Repeat every record exactly, but keep images out of the copy.

start

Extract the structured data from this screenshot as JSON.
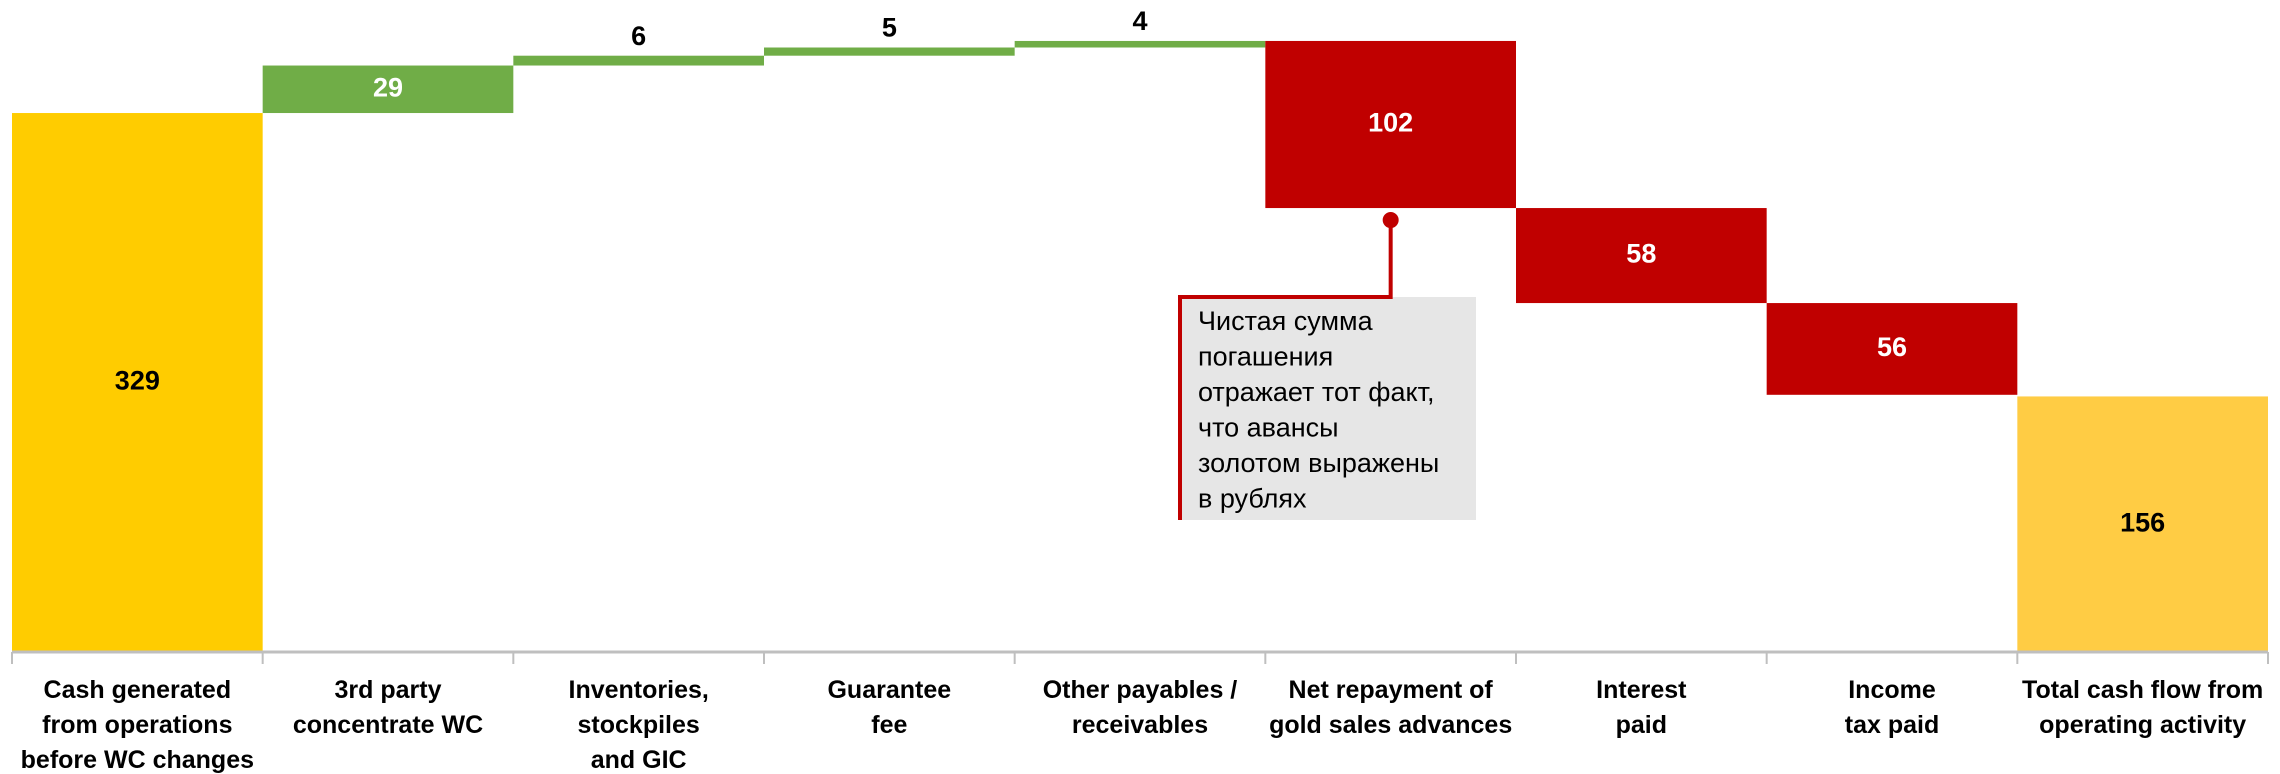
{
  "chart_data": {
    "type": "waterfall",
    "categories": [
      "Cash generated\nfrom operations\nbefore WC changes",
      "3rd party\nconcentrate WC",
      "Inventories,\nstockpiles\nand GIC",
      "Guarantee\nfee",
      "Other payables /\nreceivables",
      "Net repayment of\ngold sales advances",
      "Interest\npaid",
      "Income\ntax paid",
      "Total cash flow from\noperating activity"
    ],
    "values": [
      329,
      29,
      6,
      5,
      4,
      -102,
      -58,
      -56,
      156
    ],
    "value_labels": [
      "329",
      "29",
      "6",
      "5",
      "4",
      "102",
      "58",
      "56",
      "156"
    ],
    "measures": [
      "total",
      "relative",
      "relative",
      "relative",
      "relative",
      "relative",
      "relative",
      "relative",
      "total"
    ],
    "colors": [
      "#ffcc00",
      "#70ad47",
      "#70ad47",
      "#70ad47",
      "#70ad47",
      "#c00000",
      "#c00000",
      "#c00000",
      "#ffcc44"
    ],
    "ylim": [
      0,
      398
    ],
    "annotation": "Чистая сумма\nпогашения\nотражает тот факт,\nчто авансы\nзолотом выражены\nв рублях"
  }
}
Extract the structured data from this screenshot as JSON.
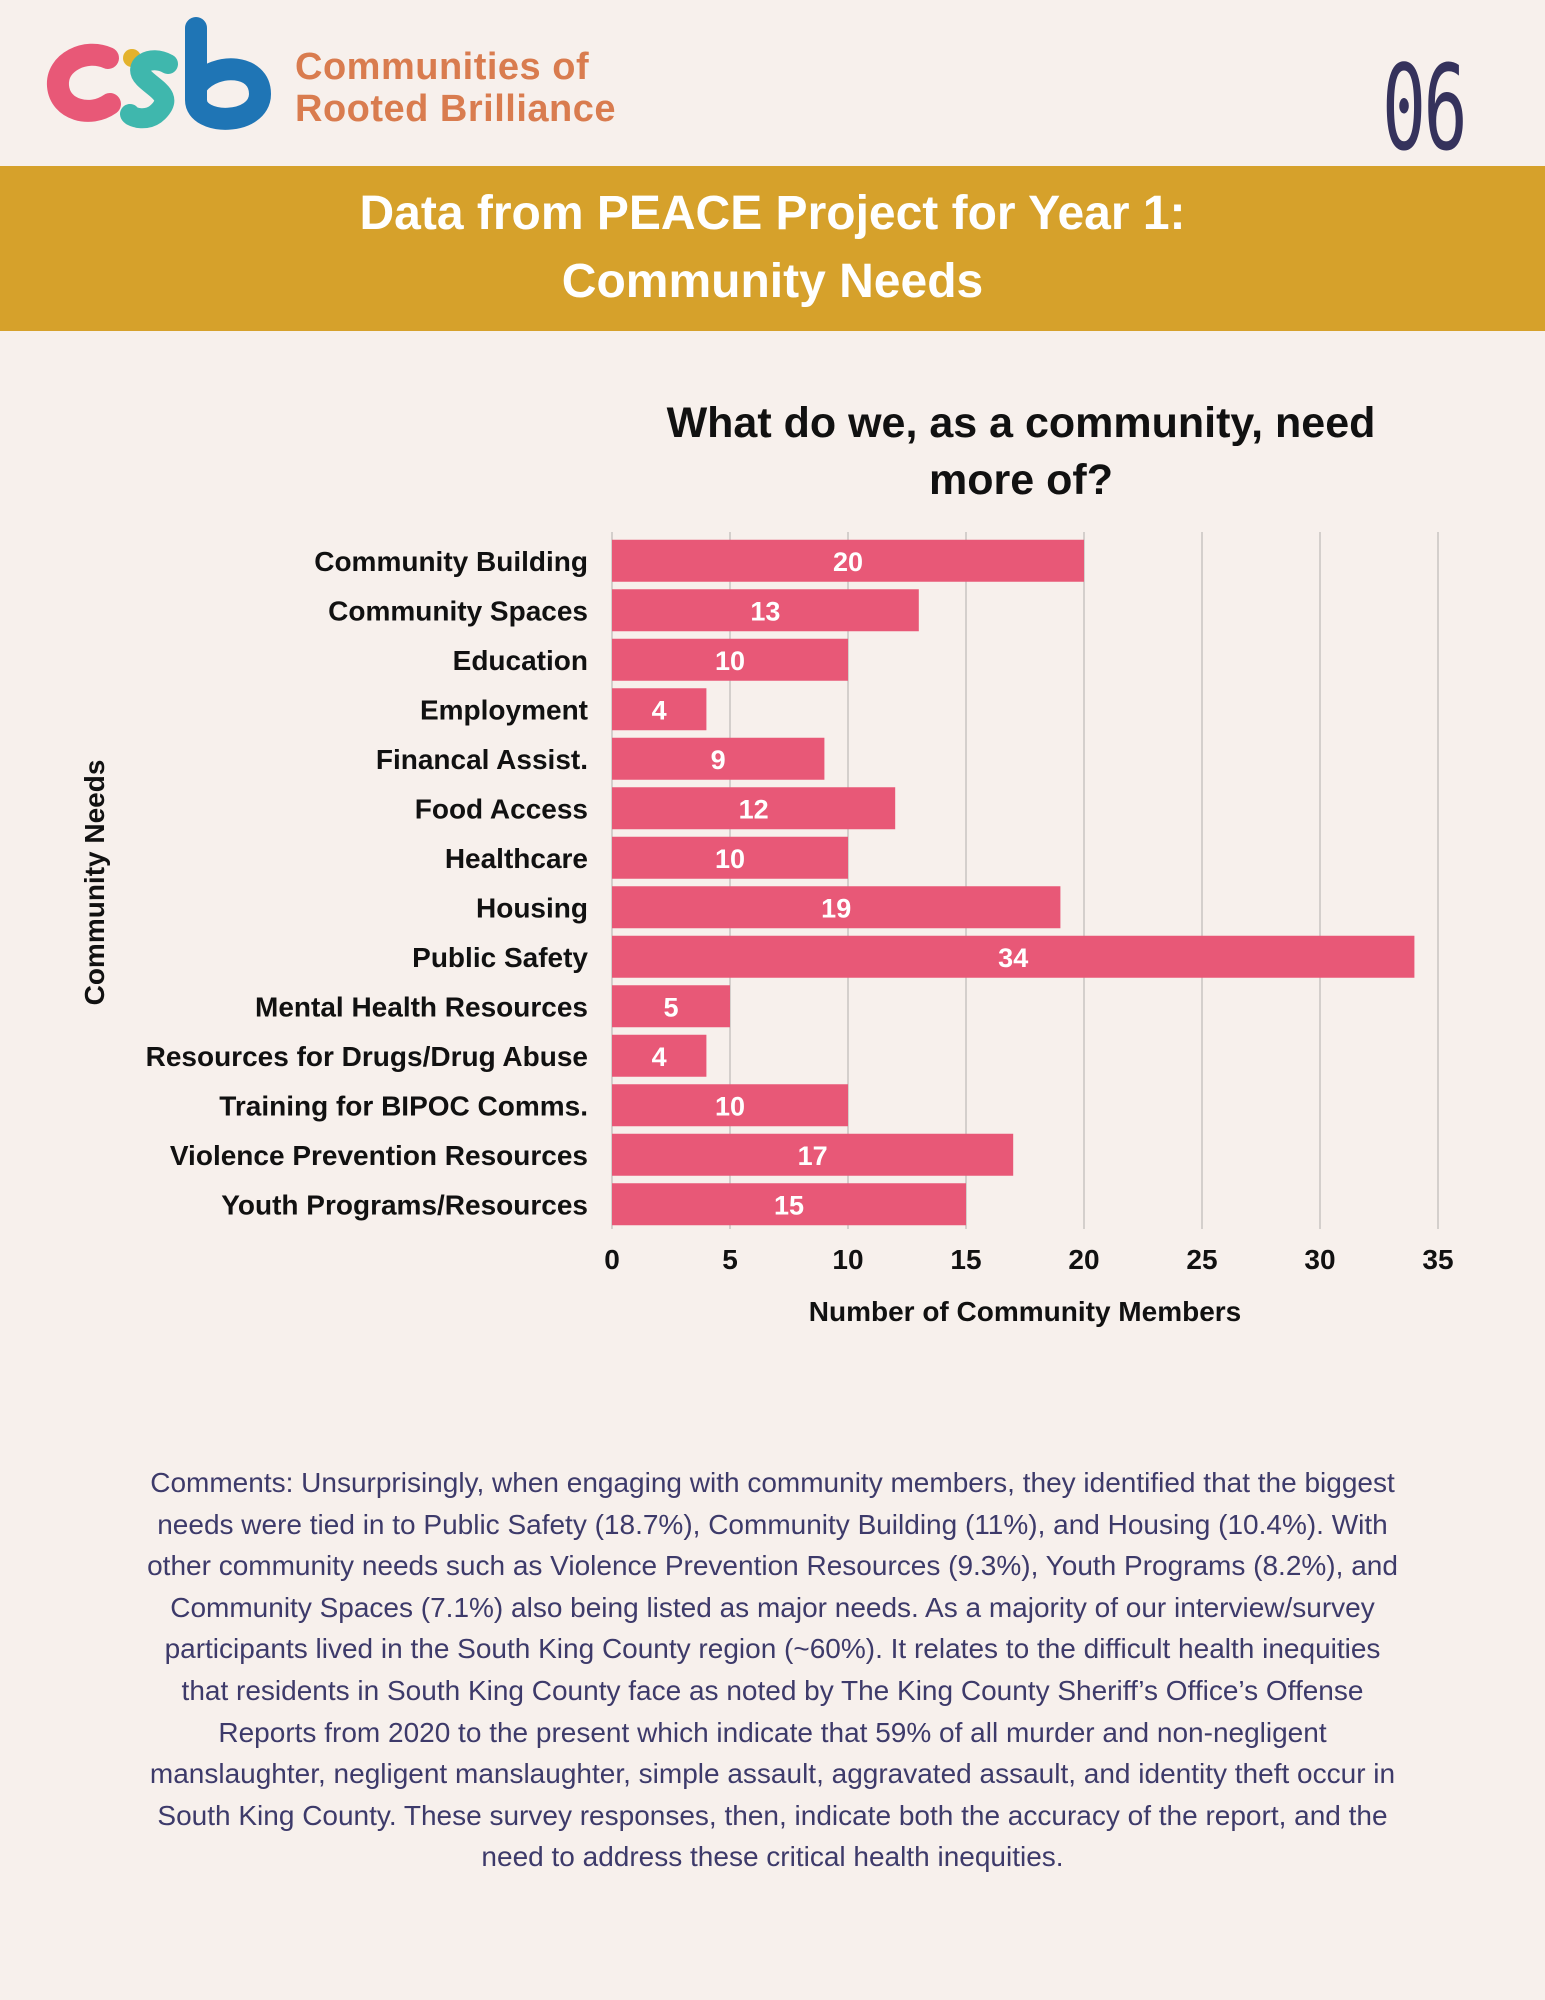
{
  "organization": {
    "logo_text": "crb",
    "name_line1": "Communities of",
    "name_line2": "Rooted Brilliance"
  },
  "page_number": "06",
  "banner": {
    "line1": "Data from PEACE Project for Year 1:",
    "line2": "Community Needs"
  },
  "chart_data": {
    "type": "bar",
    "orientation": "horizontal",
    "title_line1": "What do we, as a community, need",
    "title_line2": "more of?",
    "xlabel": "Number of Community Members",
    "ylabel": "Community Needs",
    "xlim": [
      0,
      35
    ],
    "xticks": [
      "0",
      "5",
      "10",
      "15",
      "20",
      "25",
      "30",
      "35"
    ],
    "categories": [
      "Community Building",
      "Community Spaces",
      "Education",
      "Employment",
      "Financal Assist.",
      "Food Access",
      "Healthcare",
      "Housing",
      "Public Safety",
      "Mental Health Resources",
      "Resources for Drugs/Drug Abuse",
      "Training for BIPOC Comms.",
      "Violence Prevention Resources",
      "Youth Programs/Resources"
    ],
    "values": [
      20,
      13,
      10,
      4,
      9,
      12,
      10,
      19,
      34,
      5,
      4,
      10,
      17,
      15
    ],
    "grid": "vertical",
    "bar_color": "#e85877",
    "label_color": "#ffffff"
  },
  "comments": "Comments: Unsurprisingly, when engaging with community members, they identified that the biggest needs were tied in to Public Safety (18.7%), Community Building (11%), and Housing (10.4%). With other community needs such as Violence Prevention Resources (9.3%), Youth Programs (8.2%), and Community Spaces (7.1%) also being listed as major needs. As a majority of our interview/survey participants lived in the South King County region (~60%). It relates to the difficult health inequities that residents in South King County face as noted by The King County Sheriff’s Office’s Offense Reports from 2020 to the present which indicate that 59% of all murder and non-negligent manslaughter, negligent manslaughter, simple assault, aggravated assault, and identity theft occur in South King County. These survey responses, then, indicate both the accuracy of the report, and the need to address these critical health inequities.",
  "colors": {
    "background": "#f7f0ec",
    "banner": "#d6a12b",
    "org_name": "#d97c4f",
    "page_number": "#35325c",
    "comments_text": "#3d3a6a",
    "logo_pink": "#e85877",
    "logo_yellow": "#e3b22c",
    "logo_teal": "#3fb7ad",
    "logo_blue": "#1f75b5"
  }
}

end

## OUTPUT OF THE EXERCISE:
Extract the structured data from this screenshot as JSON.
{
  "chart_data": {
    "type": "waterfall",
    "categories": [
      "Cash generated\nfrom operations\nbefore WC changes",
      "3rd party\nconcentrate WC",
      "Inventories,\nstockpiles\nand GIC",
      "Guarantee\nfee",
      "Other payables /\nreceivables",
      "Net repayment of\ngold sales advances",
      "Interest\npaid",
      "Income\ntax paid",
      "Total cash flow from\noperating activity"
    ],
    "values": [
      329,
      29,
      6,
      5,
      4,
      -102,
      -58,
      -56,
      156
    ],
    "value_labels": [
      "329",
      "29",
      "6",
      "5",
      "4",
      "102",
      "58",
      "56",
      "156"
    ],
    "measures": [
      "total",
      "relative",
      "relative",
      "relative",
      "relative",
      "relative",
      "relative",
      "relative",
      "total"
    ],
    "colors": [
      "#ffcc00",
      "#70ad47",
      "#70ad47",
      "#70ad47",
      "#70ad47",
      "#c00000",
      "#c00000",
      "#c00000",
      "#ffcc44"
    ],
    "ylim": [
      0,
      398
    ],
    "annotation": "Чистая сумма\nпогашения\nотражает тот факт,\nчто авансы\nзолотом выражены\nв рублях"
  }
}
Extract the structured data from this screenshot as JSON.
{
  "organization": {
    "logo_text": "crb",
    "name_line1": "Communities of",
    "name_line2": "Rooted Brilliance"
  },
  "page_number": "06",
  "banner": {
    "line1": "Data from PEACE Project for Year 1:",
    "line2": "Community Needs"
  },
  "chart_data": {
    "type": "bar",
    "orientation": "horizontal",
    "title_line1": "What do we, as a community, need",
    "title_line2": "more of?",
    "xlabel": "Number of Community Members",
    "ylabel": "Community Needs",
    "xlim": [
      0,
      35
    ],
    "xticks": [
      "0",
      "5",
      "10",
      "15",
      "20",
      "25",
      "30",
      "35"
    ],
    "categories": [
      "Community Building",
      "Community Spaces",
      "Education",
      "Employment",
      "Financal Assist.",
      "Food Access",
      "Healthcare",
      "Housing",
      "Public Safety",
      "Mental Health Resources",
      "Resources for Drugs/Drug Abuse",
      "Training for BIPOC Comms.",
      "Violence Prevention Resources",
      "Youth Programs/Resources"
    ],
    "values": [
      20,
      13,
      10,
      4,
      9,
      12,
      10,
      19,
      34,
      5,
      4,
      10,
      17,
      15
    ],
    "grid": "vertical",
    "bar_color": "#e85877",
    "label_color": "#ffffff"
  },
  "comments": "Comments: Unsurprisingly, when engaging with community members, they identified that the biggest needs were tied in to Public Safety (18.7%), Community Building (11%), and Housing (10.4%). With other community needs such as Violence Prevention Resources (9.3%), Youth Programs (8.2%), and Community Spaces (7.1%) also being listed as major needs. As a majority of our interview/survey participants lived in the South King County region (~60%). It relates to the difficult health inequities that residents in South King County face as noted by The King County Sheriff’s Office’s Offense Reports from 2020 to the present which indicate that 59% of all murder and non-negligent manslaughter, negligent manslaughter, simple assault, aggravated assault, and identity theft occur in South King County. These survey responses, then, indicate both the accuracy of the report, and the need to address these critical health inequities.",
  "colors": {
    "background": "#f7f0ec",
    "banner": "#d6a12b",
    "org_name": "#d97c4f",
    "page_number": "#35325c",
    "comments_text": "#3d3a6a",
    "logo_pink": "#e85877",
    "logo_yellow": "#e3b22c",
    "logo_teal": "#3fb7ad",
    "logo_blue": "#1f75b5"
  }
}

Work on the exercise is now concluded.